- [Instructions for the task]: Transcribe all of the material exactly.

··· Excerpted records

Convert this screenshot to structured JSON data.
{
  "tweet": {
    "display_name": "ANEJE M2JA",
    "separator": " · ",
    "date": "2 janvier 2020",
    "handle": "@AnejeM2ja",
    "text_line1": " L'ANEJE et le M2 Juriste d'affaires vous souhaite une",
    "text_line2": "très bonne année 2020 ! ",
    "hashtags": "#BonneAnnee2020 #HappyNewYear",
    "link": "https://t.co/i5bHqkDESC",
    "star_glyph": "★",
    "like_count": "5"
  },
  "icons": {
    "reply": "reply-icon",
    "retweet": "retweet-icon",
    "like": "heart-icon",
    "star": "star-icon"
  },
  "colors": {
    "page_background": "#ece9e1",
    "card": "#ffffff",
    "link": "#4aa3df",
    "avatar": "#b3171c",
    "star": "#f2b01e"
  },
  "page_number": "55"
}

······

- [Written solution]:
Convert this screenshot to structured JSON data.
{
  "tweet": {
    "display_name": "ANEJE M2JA",
    "separator": " · ",
    "date": "2 janvier 2020",
    "handle": "@AnejeM2ja",
    "text_line1": " L'ANEJE et le M2 Juriste d'affaires vous souhaite une",
    "text_line2": "très bonne année 2020 ! ",
    "hashtags": "#BonneAnnee2020 #HappyNewYear",
    "link": "https://t.co/i5bHqkDESC",
    "star_glyph": "★",
    "like_count": "5"
  },
  "icons": {
    "reply": "reply-icon",
    "retweet": "retweet-icon",
    "like": "heart-icon",
    "star": "star-icon"
  },
  "colors": {
    "page_background": "#ece9e1",
    "card": "#ffffff",
    "link": "#4aa3df",
    "avatar": "#b3171c",
    "star": "#f2b01e"
  },
  "page_number": "55"
}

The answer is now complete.